Copy the stretch of the listing from its first line through the line containing "822, 760, 834]", reproducing each line exactly.

# START OF Given data

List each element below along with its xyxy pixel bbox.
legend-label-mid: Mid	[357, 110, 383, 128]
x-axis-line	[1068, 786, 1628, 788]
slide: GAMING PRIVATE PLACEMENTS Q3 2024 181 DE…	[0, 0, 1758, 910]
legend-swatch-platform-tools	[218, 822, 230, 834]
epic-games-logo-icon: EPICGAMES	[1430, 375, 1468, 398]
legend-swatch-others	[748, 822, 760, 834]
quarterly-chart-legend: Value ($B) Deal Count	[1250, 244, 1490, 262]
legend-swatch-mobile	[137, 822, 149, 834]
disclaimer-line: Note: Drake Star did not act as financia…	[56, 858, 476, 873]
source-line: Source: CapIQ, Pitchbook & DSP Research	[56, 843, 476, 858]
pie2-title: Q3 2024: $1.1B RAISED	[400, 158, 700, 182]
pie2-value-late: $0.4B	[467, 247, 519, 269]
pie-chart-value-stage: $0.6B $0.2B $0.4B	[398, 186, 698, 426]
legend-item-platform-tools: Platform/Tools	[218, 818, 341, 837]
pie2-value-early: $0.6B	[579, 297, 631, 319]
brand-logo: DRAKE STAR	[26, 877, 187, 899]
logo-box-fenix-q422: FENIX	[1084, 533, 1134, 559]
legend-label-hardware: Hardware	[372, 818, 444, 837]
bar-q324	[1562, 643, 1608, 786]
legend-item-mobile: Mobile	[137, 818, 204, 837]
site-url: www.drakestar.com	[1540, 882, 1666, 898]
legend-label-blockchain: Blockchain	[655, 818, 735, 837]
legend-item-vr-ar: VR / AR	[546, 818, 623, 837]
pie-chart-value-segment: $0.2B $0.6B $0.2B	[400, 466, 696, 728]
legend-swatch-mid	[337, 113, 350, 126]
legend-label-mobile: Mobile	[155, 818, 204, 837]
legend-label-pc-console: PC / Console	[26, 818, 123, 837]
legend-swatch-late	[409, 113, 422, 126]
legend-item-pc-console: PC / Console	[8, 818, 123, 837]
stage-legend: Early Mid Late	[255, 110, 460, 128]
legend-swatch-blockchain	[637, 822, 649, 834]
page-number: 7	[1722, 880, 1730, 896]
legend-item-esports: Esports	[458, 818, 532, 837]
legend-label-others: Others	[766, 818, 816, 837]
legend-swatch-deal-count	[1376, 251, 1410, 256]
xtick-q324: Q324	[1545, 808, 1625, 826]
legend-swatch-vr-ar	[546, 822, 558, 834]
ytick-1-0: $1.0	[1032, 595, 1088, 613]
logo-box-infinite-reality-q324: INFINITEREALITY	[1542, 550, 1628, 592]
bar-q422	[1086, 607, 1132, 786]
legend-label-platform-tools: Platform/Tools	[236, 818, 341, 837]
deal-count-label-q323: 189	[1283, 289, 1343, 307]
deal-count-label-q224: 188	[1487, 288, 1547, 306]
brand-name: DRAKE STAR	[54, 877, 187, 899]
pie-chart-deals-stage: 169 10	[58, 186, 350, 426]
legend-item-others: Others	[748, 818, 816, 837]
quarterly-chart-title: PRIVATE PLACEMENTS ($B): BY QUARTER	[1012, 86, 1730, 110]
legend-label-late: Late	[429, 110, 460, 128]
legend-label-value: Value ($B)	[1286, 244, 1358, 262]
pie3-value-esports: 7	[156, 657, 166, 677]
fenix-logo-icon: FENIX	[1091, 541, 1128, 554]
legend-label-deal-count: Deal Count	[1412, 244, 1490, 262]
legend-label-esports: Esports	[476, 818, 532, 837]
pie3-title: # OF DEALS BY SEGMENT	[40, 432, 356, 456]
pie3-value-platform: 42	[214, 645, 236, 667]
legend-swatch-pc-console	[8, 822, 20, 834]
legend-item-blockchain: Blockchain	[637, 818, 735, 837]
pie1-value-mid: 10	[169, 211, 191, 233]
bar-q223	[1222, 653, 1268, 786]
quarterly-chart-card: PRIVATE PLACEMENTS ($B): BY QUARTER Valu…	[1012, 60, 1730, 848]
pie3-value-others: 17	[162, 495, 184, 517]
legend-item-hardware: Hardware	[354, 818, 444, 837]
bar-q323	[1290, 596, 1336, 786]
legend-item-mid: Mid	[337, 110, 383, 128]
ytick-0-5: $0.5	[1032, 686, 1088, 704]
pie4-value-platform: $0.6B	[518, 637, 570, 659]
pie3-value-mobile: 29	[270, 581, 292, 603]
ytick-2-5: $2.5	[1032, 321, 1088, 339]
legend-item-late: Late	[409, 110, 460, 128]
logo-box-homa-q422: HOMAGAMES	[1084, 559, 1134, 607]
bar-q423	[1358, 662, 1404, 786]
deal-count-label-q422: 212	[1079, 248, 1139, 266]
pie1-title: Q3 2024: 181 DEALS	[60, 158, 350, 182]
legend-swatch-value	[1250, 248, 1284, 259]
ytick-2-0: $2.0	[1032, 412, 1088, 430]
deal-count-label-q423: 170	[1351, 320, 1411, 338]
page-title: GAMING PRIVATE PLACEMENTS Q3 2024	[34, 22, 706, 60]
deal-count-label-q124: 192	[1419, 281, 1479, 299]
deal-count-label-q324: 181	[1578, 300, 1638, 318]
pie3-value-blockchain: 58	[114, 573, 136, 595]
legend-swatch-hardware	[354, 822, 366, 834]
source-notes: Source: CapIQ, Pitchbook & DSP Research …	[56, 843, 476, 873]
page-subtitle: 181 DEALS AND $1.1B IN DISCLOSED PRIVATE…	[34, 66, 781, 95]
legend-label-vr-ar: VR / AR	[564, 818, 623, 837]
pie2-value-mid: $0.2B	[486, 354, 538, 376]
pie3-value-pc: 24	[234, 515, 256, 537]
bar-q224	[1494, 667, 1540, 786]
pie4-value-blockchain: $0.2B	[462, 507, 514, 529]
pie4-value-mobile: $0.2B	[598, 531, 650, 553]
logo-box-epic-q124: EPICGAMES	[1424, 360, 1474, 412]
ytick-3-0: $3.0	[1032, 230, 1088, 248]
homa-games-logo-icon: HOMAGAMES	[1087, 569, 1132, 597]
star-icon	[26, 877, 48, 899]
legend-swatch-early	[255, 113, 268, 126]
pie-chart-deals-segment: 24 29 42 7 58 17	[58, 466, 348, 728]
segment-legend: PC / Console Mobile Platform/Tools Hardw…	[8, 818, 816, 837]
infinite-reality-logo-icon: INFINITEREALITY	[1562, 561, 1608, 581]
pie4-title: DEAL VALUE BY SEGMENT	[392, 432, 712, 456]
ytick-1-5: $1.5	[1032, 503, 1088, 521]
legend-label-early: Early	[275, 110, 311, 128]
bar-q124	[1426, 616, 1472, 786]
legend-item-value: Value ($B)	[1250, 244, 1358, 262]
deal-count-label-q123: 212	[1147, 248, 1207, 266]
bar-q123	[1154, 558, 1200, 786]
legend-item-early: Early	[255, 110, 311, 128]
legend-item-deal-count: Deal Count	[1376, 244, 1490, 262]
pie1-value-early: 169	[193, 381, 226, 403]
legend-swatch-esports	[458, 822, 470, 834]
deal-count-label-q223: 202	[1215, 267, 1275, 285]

# END OF Given data

Correct response:
List each element below along with its xyxy pixel bbox.
legend-label-mid: Mid	[357, 110, 383, 128]
x-axis-line	[1068, 786, 1628, 788]
slide: GAMING PRIVATE PLACEMENTS Q3 2024 181 DE…	[0, 0, 1758, 910]
legend-swatch-platform-tools	[218, 822, 230, 834]
epic-games-logo-icon: EPICGAMES	[1430, 375, 1468, 398]
legend-swatch-others	[748, 822, 760, 834]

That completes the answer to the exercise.